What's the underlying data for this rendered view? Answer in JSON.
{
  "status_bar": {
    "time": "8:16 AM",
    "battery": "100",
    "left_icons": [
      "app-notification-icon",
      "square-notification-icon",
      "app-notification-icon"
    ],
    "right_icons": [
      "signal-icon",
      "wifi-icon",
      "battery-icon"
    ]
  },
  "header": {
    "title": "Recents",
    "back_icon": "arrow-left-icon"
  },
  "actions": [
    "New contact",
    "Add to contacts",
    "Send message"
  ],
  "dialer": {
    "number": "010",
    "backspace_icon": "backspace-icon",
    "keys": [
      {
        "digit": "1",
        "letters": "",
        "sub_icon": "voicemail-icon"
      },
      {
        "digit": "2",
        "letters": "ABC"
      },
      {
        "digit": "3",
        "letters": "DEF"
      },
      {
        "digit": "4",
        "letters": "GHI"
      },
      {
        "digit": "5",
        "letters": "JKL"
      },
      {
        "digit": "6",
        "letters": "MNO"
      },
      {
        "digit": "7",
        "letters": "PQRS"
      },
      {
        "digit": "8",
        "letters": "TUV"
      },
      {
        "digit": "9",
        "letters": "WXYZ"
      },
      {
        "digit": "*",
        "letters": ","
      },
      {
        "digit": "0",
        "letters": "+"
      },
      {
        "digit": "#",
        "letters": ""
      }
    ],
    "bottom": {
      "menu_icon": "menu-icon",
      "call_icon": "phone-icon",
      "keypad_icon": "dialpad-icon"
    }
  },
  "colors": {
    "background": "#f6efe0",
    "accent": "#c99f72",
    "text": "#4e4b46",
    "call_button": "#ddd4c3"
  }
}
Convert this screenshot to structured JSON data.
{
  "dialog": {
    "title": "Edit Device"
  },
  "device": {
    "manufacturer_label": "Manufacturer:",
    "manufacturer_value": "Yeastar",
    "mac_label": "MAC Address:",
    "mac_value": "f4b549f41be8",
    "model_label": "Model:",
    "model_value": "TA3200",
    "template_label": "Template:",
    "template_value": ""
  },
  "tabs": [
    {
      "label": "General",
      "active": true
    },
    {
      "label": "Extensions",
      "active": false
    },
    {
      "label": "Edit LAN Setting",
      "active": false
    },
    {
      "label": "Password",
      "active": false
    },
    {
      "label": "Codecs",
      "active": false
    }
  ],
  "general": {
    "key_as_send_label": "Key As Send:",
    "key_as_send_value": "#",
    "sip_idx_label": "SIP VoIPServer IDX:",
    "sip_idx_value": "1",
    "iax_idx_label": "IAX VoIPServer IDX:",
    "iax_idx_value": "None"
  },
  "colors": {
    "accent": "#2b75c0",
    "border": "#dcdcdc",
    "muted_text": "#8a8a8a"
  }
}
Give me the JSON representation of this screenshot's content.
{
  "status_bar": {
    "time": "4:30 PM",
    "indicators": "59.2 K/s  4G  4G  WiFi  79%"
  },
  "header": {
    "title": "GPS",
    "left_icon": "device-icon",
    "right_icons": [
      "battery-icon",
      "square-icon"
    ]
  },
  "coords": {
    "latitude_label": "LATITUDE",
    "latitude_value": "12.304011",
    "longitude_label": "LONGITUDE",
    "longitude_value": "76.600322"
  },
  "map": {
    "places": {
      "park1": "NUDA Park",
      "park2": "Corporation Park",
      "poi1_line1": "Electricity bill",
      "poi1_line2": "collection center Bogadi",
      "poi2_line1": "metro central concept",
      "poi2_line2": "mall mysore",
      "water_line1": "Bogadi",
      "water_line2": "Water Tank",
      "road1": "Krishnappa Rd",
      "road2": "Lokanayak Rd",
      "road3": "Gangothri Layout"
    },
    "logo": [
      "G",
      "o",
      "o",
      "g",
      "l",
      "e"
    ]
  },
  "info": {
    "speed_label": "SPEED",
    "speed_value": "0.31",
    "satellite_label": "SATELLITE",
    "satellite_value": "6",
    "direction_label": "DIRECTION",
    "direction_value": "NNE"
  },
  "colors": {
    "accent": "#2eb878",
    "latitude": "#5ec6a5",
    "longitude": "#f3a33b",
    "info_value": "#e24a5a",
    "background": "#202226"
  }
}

# # #

### The exercise
Which lines include "battery"? Copy each of them out.

### Complete response
    "battery": "100",
      "battery-icon"
      "battery-icon",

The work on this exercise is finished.